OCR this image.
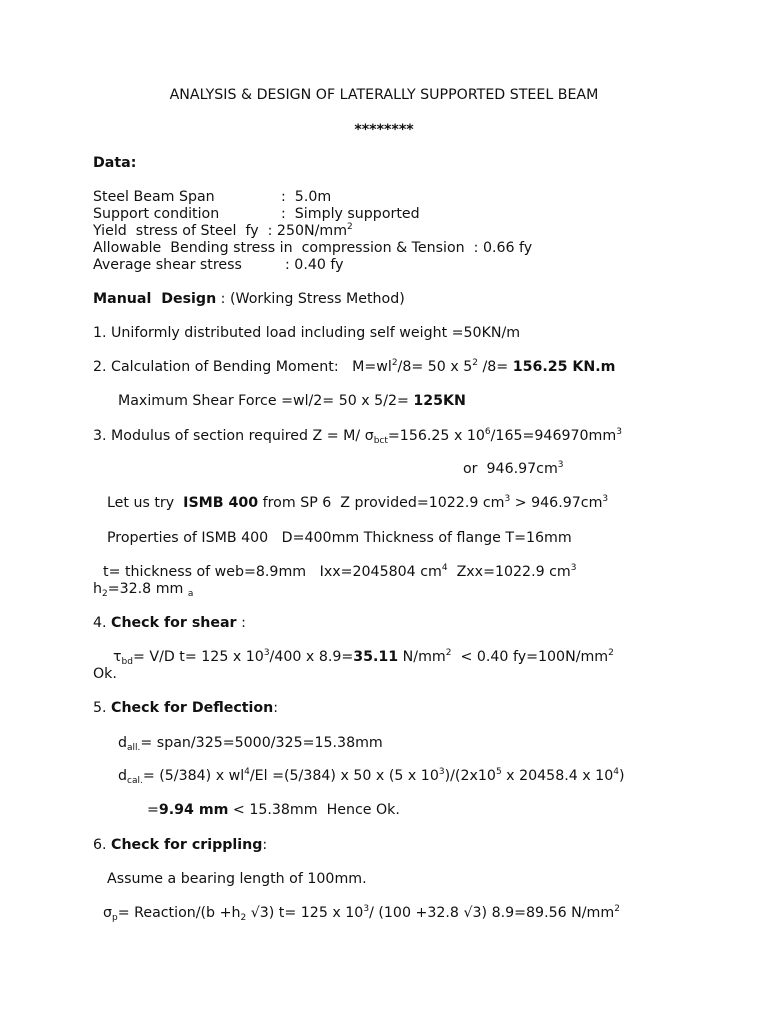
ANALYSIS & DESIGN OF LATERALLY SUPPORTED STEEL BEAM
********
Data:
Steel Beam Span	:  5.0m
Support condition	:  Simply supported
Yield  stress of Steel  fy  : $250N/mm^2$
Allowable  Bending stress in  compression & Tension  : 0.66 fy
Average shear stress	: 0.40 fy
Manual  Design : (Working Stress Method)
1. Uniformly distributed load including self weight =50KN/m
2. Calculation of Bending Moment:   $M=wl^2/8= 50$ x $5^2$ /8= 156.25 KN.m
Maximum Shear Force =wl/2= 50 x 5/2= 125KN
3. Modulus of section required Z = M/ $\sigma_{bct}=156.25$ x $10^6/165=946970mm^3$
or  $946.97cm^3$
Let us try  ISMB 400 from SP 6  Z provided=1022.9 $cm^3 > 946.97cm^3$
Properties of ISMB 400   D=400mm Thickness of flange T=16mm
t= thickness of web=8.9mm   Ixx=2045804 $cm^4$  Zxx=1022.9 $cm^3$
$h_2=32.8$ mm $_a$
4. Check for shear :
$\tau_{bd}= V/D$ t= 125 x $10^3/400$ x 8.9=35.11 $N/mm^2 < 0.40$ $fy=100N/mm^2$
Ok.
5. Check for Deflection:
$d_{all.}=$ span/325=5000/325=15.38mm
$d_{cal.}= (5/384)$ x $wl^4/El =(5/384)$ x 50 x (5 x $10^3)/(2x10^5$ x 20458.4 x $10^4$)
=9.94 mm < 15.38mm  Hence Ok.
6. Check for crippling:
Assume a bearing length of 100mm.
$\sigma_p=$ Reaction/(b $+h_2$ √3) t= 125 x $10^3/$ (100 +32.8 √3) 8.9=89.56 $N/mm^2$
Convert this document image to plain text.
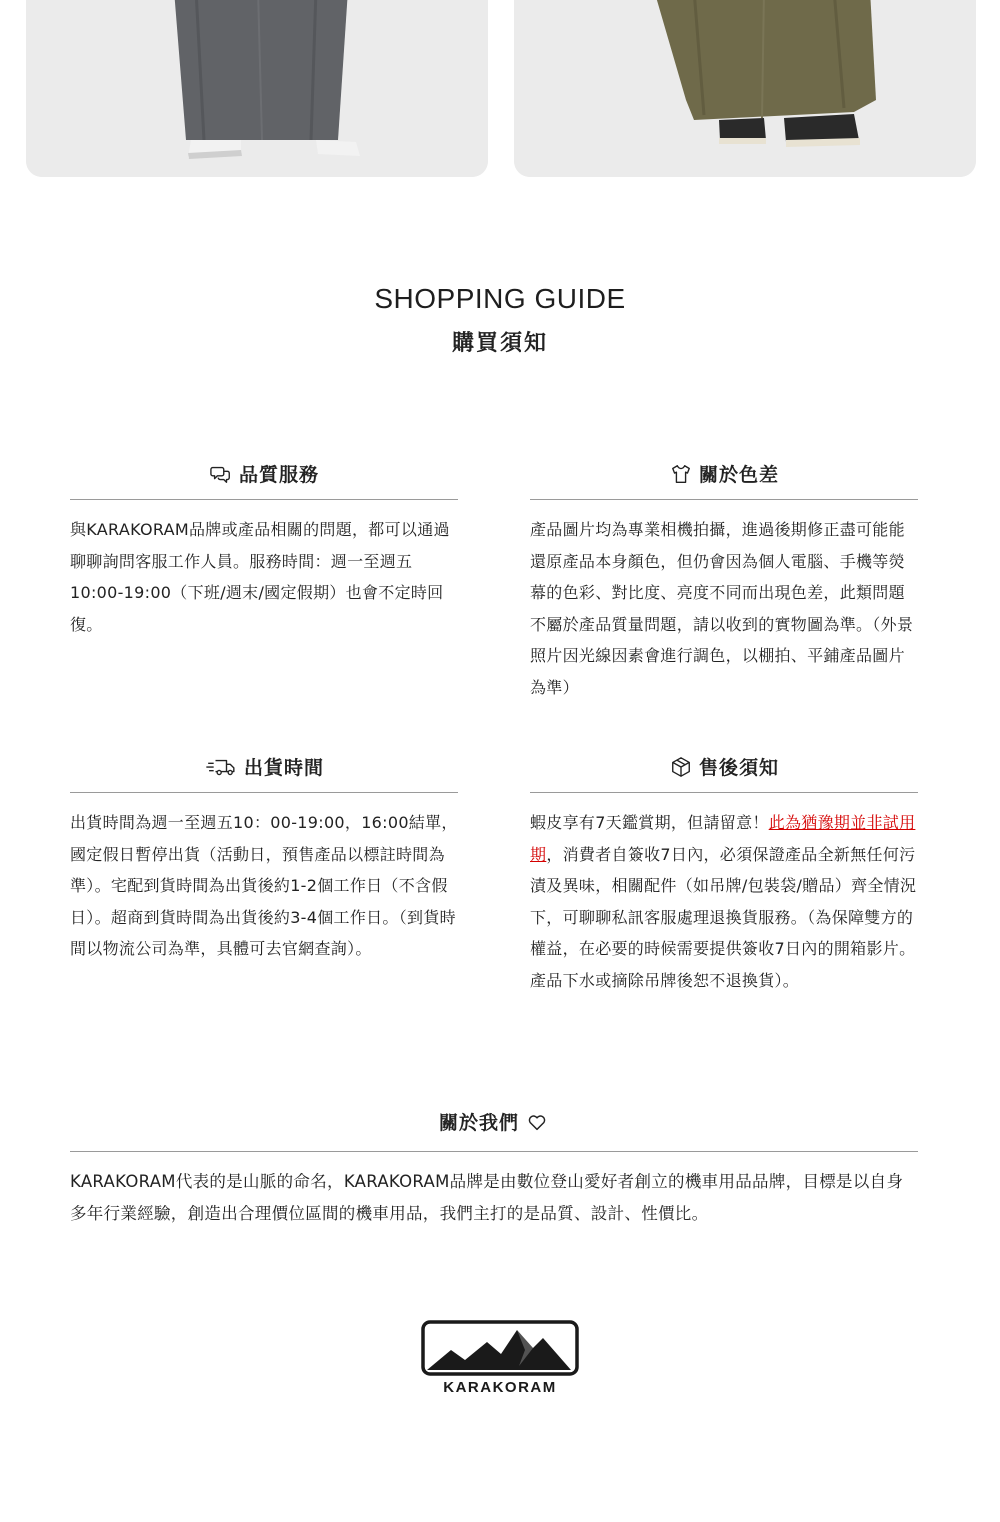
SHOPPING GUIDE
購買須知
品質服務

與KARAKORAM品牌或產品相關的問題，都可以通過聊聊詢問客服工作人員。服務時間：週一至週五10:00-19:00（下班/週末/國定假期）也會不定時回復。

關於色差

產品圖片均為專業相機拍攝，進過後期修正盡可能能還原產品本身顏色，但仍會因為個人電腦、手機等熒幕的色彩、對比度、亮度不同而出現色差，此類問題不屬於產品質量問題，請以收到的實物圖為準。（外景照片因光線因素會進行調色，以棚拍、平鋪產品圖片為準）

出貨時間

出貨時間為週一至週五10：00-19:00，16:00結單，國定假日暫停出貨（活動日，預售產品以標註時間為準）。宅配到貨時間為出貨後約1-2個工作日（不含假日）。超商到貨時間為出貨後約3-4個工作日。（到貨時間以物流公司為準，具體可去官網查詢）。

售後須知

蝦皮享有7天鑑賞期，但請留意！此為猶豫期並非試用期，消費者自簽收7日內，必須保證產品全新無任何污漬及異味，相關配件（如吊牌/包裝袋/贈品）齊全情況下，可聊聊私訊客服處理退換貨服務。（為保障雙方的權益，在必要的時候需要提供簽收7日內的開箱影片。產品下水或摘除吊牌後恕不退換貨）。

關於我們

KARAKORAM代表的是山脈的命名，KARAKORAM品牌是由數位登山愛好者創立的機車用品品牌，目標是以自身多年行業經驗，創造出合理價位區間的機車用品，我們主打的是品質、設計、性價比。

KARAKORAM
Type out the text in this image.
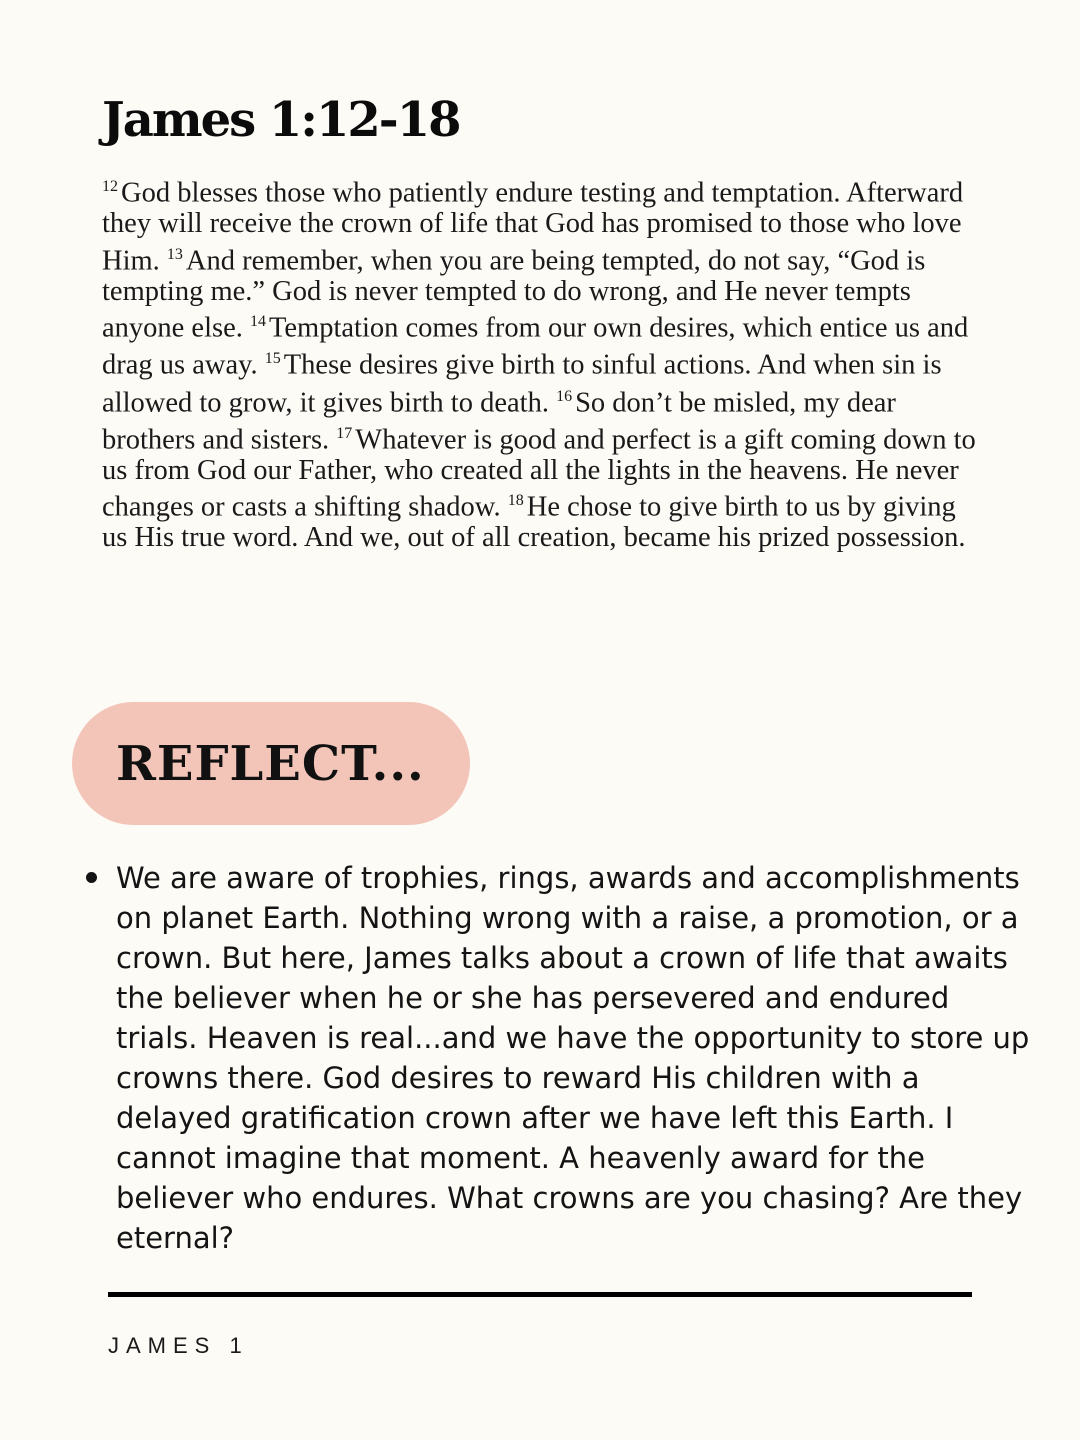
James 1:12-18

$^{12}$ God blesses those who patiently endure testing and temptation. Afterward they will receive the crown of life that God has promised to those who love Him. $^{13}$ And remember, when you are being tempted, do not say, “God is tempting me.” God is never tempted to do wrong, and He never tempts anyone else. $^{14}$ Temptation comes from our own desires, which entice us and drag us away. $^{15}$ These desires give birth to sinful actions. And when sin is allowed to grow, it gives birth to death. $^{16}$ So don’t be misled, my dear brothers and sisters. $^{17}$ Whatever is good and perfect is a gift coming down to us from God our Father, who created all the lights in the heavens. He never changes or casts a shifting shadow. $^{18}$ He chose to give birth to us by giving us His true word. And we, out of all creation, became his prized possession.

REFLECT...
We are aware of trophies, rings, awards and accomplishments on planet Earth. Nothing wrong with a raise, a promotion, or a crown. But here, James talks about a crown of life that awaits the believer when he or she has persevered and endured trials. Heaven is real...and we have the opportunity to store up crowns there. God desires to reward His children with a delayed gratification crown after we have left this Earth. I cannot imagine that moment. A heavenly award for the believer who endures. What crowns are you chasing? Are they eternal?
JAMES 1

- - -

## Brief
Set down all the entries exactly as they appear, but skip any pictures.

## Exercise solution
OCR this image.
ANALYSIS & DESIGN OF LATERALLY SUPPORTED STEEL BEAM
********
Data:
Steel Beam Span	:  5.0m
Support condition	:  Simply supported
Yield  stress of Steel  fy  : $250N/mm^2$
Allowable  Bending stress in  compression & Tension  : 0.66 fy
Average shear stress	: 0.40 fy
Manual  Design : (Working Stress Method)
1. Uniformly distributed load including self weight =50KN/m
2. Calculation of Bending Moment:   $M=wl^2/8= 50$ x $5^2$ /8= 156.25 KN.m
Maximum Shear Force =wl/2= 50 x 5/2= 125KN
3. Modulus of section required Z = M/ $\sigma_{bct}=156.25$ x $10^6/165=946970mm^3$
or  $946.97cm^3$
Let us try  ISMB 400 from SP 6  Z provided=1022.9 $cm^3 > 946.97cm^3$
Properties of ISMB 400   D=400mm Thickness of flange T=16mm
t= thickness of web=8.9mm   Ixx=2045804 $cm^4$  Zxx=1022.9 $cm^3$
$h_2=32.8$ mm $_a$
4. Check for shear :
$\tau_{bd}= V/D$ t= 125 x $10^3/400$ x 8.9=35.11 $N/mm^2 < 0.40$ $fy=100N/mm^2$
Ok.
5. Check for Deflection:
$d_{all.}=$ span/325=5000/325=15.38mm
$d_{cal.}= (5/384)$ x $wl^4/El =(5/384)$ x 50 x (5 x $10^3)/(2x10^5$ x 20458.4 x $10^4$)
=9.94 mm < 15.38mm  Hence Ok.
6. Check for crippling:
Assume a bearing length of 100mm.
$\sigma_p=$ Reaction/(b $+h_2$ √3) t= 125 x $10^3/$ (100 +32.8 √3) 8.9=89.56 $N/mm^2$
Convert this document image to plain text.
SHOPPING GUIDE
購買須知
品質服務

與KARAKORAM品牌或產品相關的問題，都可以通過聊聊詢問客服工作人員。服務時間：週一至週五10:00-19:00（下班/週末/國定假期）也會不定時回復。

關於色差

產品圖片均為專業相機拍攝，進過後期修正盡可能能還原產品本身顏色，但仍會因為個人電腦、手機等熒幕的色彩、對比度、亮度不同而出現色差，此類問題不屬於產品質量問題，請以收到的實物圖為準。（外景照片因光線因素會進行調色，以棚拍、平鋪產品圖片為準）

出貨時間

出貨時間為週一至週五10：00-19:00，16:00結單，國定假日暫停出貨（活動日，預售產品以標註時間為準）。宅配到貨時間為出貨後約1-2個工作日（不含假日）。超商到貨時間為出貨後約3-4個工作日。（到貨時間以物流公司為準，具體可去官網查詢）。

售後須知

蝦皮享有7天鑑賞期，但請留意！此為猶豫期並非試用期，消費者自簽收7日內，必須保證產品全新無任何污漬及異味，相關配件（如吊牌/包裝袋/贈品）齊全情況下，可聊聊私訊客服處理退換貨服務。（為保障雙方的權益，在必要的時候需要提供簽收7日內的開箱影片。產品下水或摘除吊牌後恕不退換貨）。

關於我們

KARAKORAM代表的是山脈的命名，KARAKORAM品牌是由數位登山愛好者創立的機車用品品牌，目標是以自身多年行業經驗，創造出合理價位區間的機車用品，我們主打的是品質、設計、性價比。

KARAKORAM
Type out the text in this image.
James 1:12-18

$^{12}$ God blesses those who patiently endure testing and temptation. Afterward they will receive the crown of life that God has promised to those who love Him. $^{13}$ And remember, when you are being tempted, do not say, “God is tempting me.” God is never tempted to do wrong, and He never tempts anyone else. $^{14}$ Temptation comes from our own desires, which entice us and drag us away. $^{15}$ These desires give birth to sinful actions. And when sin is allowed to grow, it gives birth to death. $^{16}$ So don’t be misled, my dear brothers and sisters. $^{17}$ Whatever is good and perfect is a gift coming down to us from God our Father, who created all the lights in the heavens. He never changes or casts a shifting shadow. $^{18}$ He chose to give birth to us by giving us His true word. And we, out of all creation, became his prized possession.

REFLECT...
We are aware of trophies, rings, awards and accomplishments on planet Earth. Nothing wrong with a raise, a promotion, or a crown. But here, James talks about a crown of life that awaits the believer when he or she has persevered and endured trials. Heaven is real...and we have the opportunity to store up crowns there. God desires to reward His children with a delayed gratification crown after we have left this Earth. I cannot imagine that moment. A heavenly award for the believer who endures. What crowns are you chasing? Are they eternal?
JAMES 1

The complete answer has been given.